* [SHORT TASK]: Reproduce every record below exactly as written, but leave out any pictures.

[Dataset items]
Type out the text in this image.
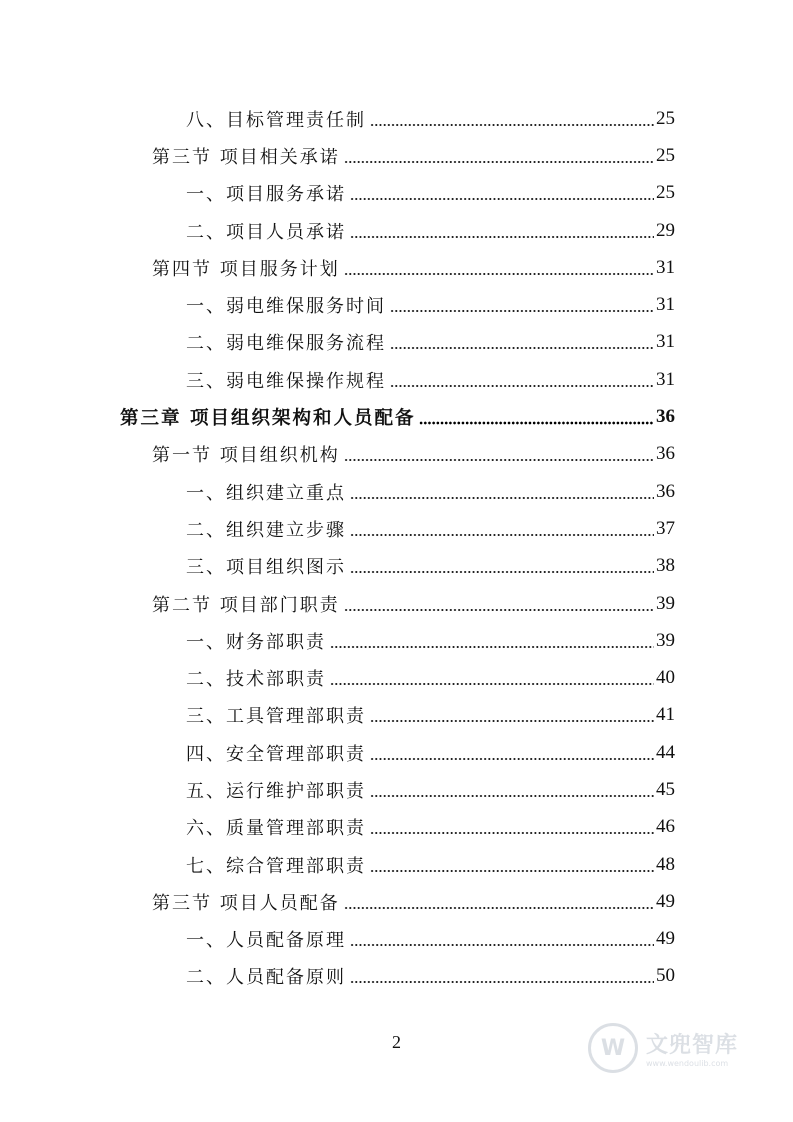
八、目标管理责任制	25
第三节 项目相关承诺	25
一、项目服务承诺	25
二、项目人员承诺	29
第四节 项目服务计划	31
一、弱电维保服务时间	31
二、弱电维保服务流程	31
三、弱电维保操作规程	31
第三章 项目组织架构和人员配备	36
第一节 项目组织机构	36
一、组织建立重点	36
二、组织建立步骤	37
三、项目组织图示	38
第二节 项目部门职责	39
一、财务部职责	39
二、技术部职责	40
三、工具管理部职责	41
四、安全管理部职责	44
五、运行维护部职责	45
六、质量管理部职责	46
七、综合管理部职责	48
第三节 项目人员配备	49
一、人员配备原理	49
二、人员配备原则	50
2	W 文兜智库
www.wendoulib.com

* [IN RESPONSE]:
Type out the text in this image.
八、目标管理责任制	25
第三节 项目相关承诺	25
一、项目服务承诺	25
二、项目人员承诺	29
第四节 项目服务计划	31
一、弱电维保服务时间	31
二、弱电维保服务流程	31
三、弱电维保操作规程	31
第三章 项目组织架构和人员配备	36
第一节 项目组织机构	36
一、组织建立重点	36
二、组织建立步骤	37
三、项目组织图示	38
第二节 项目部门职责	39
一、财务部职责	39
二、技术部职责	40
三、工具管理部职责	41
四、安全管理部职责	44
五、运行维护部职责	45
六、质量管理部职责	46
七、综合管理部职责	48
第三节 项目人员配备	49
一、人员配备原理	49
二、人员配备原则	50
2	W 文兜智库
www.wendoulib.com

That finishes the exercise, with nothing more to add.